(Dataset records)
# # # # # # #

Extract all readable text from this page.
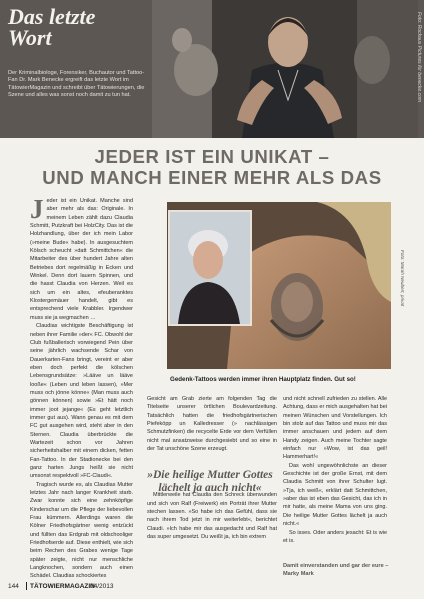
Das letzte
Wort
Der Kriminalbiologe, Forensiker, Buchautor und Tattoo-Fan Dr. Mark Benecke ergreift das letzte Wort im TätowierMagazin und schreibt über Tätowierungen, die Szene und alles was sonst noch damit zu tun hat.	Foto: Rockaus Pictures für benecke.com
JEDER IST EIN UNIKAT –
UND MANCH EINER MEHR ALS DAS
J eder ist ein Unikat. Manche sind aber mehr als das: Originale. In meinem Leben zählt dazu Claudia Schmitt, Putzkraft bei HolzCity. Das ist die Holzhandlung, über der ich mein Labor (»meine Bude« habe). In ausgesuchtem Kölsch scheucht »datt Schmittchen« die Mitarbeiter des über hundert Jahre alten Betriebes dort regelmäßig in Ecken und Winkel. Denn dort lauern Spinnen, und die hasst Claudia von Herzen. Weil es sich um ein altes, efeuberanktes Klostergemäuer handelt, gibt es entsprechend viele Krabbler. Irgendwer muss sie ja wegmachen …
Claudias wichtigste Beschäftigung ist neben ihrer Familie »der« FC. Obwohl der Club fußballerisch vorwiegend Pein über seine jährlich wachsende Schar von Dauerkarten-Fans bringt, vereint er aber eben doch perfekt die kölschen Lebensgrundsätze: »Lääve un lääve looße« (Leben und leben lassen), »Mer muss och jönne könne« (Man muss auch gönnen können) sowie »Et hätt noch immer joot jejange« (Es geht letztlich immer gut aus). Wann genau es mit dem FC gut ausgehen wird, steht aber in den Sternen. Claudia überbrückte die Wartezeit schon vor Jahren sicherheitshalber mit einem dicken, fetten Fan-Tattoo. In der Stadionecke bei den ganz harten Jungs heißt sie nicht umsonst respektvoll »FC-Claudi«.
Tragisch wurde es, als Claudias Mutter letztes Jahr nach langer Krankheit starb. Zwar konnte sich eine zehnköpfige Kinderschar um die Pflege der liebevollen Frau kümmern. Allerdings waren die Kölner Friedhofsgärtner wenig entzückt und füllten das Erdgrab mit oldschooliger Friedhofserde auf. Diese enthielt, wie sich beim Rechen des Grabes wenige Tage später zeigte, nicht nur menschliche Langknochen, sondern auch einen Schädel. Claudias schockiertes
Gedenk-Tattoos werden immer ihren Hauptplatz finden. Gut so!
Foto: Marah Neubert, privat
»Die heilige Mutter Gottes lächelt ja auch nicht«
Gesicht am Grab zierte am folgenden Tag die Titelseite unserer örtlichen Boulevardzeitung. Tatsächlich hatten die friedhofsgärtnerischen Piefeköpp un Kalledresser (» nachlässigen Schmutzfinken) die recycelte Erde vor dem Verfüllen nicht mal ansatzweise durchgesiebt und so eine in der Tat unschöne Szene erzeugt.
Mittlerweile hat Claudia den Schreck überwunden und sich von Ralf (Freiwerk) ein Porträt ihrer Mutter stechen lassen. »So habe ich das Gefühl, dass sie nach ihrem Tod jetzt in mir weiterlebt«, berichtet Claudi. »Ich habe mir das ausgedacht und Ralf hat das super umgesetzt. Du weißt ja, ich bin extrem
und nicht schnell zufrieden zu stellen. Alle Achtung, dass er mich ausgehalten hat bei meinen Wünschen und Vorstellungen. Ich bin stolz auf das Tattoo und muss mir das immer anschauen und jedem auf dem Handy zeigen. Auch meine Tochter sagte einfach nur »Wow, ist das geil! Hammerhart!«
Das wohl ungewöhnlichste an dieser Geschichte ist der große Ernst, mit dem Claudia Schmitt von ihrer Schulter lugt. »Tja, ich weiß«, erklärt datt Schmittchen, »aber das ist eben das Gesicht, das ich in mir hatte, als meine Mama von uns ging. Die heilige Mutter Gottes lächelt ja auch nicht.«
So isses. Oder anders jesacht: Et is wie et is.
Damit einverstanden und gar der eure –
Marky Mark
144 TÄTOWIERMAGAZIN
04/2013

# # # # # # #

Exercise prompt:
Pick out the lines above that hold the string "Gottes" and show them.

Result:
»Die heilige Mutter Gottes lächelt ja auch nicht«
Das wohl ungewöhnlichste an dieser Geschichte ist der große Ernst, mit dem Claudia Schmitt von ihrer Schulter lugt. »Tja, ich weiß«, erklärt datt Schmittchen, »aber das ist eben das Gesicht, das ich in mir hatte, als meine Mama von uns ging. Die heilige Mutter Gottes lächelt ja auch nicht.«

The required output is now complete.